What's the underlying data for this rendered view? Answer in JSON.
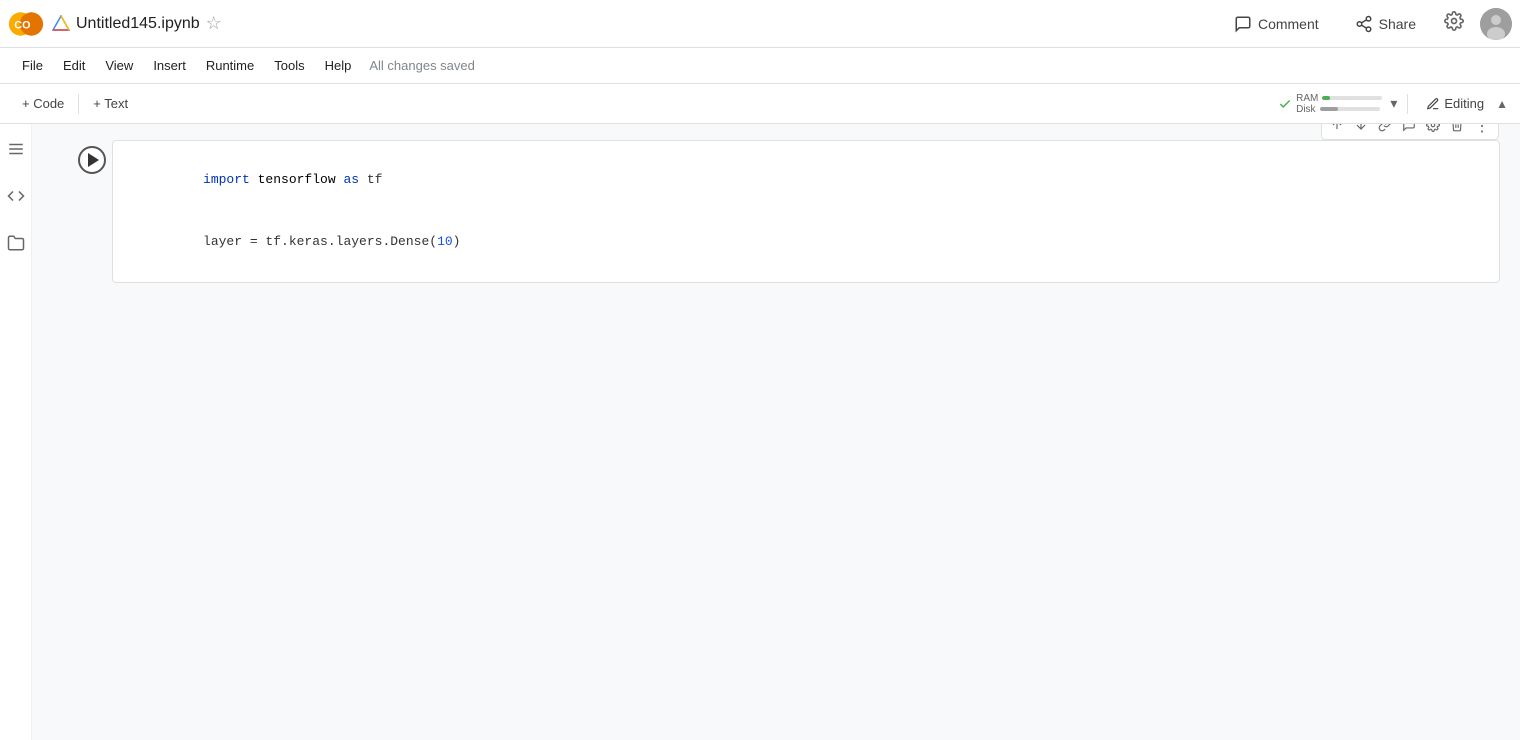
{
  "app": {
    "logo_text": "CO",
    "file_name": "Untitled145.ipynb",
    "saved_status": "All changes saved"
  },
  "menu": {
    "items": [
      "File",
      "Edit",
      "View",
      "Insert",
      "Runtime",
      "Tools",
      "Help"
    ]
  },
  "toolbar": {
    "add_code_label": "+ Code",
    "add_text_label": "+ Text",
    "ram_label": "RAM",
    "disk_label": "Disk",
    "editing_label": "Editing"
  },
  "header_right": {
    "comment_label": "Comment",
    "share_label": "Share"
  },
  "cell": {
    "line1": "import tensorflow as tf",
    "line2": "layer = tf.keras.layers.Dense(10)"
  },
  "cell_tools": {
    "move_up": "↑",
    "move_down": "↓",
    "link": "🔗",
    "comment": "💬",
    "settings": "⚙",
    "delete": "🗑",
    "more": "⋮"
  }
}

INSTRUCTIONS TO FOLLOW: Your copy should match the records word for word, with the pictures removed.

RESULT OF THIS TASK:
What's the underlying data for this rendered view? Answer in JSON.
{
  "app": {
    "logo_text": "CO",
    "file_name": "Untitled145.ipynb",
    "saved_status": "All changes saved"
  },
  "menu": {
    "items": [
      "File",
      "Edit",
      "View",
      "Insert",
      "Runtime",
      "Tools",
      "Help"
    ]
  },
  "toolbar": {
    "add_code_label": "+ Code",
    "add_text_label": "+ Text",
    "ram_label": "RAM",
    "disk_label": "Disk",
    "editing_label": "Editing"
  },
  "header_right": {
    "comment_label": "Comment",
    "share_label": "Share"
  },
  "cell": {
    "line1": "import tensorflow as tf",
    "line2": "layer = tf.keras.layers.Dense(10)"
  },
  "cell_tools": {
    "move_up": "↑",
    "move_down": "↓",
    "link": "🔗",
    "comment": "💬",
    "settings": "⚙",
    "delete": "🗑",
    "more": "⋮"
  }
}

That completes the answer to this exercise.